Rows from a figure dataset:
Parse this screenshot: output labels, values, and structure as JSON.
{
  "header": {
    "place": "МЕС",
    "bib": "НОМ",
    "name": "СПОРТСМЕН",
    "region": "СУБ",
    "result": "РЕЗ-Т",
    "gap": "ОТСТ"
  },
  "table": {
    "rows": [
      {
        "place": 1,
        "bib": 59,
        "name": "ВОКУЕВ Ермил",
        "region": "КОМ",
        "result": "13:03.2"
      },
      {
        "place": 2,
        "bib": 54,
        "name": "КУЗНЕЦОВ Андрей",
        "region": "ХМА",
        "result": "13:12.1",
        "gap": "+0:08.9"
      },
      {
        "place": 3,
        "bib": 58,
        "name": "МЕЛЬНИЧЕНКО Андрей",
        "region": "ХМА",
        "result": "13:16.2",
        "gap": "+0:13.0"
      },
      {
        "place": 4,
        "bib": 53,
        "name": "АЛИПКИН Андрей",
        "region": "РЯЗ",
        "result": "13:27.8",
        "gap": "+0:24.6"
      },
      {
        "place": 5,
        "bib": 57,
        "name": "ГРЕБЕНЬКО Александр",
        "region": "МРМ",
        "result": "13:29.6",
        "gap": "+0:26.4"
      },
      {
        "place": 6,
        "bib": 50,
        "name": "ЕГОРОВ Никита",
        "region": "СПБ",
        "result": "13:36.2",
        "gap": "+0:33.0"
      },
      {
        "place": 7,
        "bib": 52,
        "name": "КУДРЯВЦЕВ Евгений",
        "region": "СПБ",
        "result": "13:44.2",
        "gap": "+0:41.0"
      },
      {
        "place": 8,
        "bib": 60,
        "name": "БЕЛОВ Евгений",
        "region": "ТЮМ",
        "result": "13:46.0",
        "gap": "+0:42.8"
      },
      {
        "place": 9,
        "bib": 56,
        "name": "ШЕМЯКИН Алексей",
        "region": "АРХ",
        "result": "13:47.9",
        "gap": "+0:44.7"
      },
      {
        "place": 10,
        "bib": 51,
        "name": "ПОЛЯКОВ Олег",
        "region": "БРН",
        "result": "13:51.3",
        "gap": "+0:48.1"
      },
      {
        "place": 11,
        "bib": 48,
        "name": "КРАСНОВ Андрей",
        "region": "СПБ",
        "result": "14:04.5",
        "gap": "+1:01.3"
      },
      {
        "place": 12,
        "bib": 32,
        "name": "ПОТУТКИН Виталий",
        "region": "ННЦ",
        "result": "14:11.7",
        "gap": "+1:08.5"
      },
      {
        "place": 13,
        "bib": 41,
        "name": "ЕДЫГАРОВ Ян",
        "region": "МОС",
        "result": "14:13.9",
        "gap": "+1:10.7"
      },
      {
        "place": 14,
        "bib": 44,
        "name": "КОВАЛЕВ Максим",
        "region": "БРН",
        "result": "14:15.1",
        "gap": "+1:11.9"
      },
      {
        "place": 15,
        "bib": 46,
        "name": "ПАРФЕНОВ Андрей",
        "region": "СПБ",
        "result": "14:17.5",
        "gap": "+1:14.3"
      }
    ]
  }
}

■ WRITTEN INSTRUCTION
The records above must be repeated exactly, every one of them.

■ THE OUTPUT
Parse this screenshot: output labels, values, and structure as JSON.
{
  "header": {
    "place": "МЕС",
    "bib": "НОМ",
    "name": "СПОРТСМЕН",
    "region": "СУБ",
    "result": "РЕЗ-Т",
    "gap": "ОТСТ"
  },
  "table": {
    "rows": [
      {
        "place": 1,
        "bib": 59,
        "name": "ВОКУЕВ Ермил",
        "region": "КОМ",
        "result": "13:03.2"
      },
      {
        "place": 2,
        "bib": 54,
        "name": "КУЗНЕЦОВ Андрей",
        "region": "ХМА",
        "result": "13:12.1",
        "gap": "+0:08.9"
      },
      {
        "place": 3,
        "bib": 58,
        "name": "МЕЛЬНИЧЕНКО Андрей",
        "region": "ХМА",
        "result": "13:16.2",
        "gap": "+0:13.0"
      },
      {
        "place": 4,
        "bib": 53,
        "name": "АЛИПКИН Андрей",
        "region": "РЯЗ",
        "result": "13:27.8",
        "gap": "+0:24.6"
      },
      {
        "place": 5,
        "bib": 57,
        "name": "ГРЕБЕНЬКО Александр",
        "region": "МРМ",
        "result": "13:29.6",
        "gap": "+0:26.4"
      },
      {
        "place": 6,
        "bib": 50,
        "name": "ЕГОРОВ Никита",
        "region": "СПБ",
        "result": "13:36.2",
        "gap": "+0:33.0"
      },
      {
        "place": 7,
        "bib": 52,
        "name": "КУДРЯВЦЕВ Евгений",
        "region": "СПБ",
        "result": "13:44.2",
        "gap": "+0:41.0"
      },
      {
        "place": 8,
        "bib": 60,
        "name": "БЕЛОВ Евгений",
        "region": "ТЮМ",
        "result": "13:46.0",
        "gap": "+0:42.8"
      },
      {
        "place": 9,
        "bib": 56,
        "name": "ШЕМЯКИН Алексей",
        "region": "АРХ",
        "result": "13:47.9",
        "gap": "+0:44.7"
      },
      {
        "place": 10,
        "bib": 51,
        "name": "ПОЛЯКОВ Олег",
        "region": "БРН",
        "result": "13:51.3",
        "gap": "+0:48.1"
      },
      {
        "place": 11,
        "bib": 48,
        "name": "КРАСНОВ Андрей",
        "region": "СПБ",
        "result": "14:04.5",
        "gap": "+1:01.3"
      },
      {
        "place": 12,
        "bib": 32,
        "name": "ПОТУТКИН Виталий",
        "region": "ННЦ",
        "result": "14:11.7",
        "gap": "+1:08.5"
      },
      {
        "place": 13,
        "bib": 41,
        "name": "ЕДЫГАРОВ Ян",
        "region": "МОС",
        "result": "14:13.9",
        "gap": "+1:10.7"
      },
      {
        "place": 14,
        "bib": 44,
        "name": "КОВАЛЕВ Максим",
        "region": "БРН",
        "result": "14:15.1",
        "gap": "+1:11.9"
      },
      {
        "place": 15,
        "bib": 46,
        "name": "ПАРФЕНОВ Андрей",
        "region": "СПБ",
        "result": "14:17.5",
        "gap": "+1:14.3"
      }
    ]
  }
}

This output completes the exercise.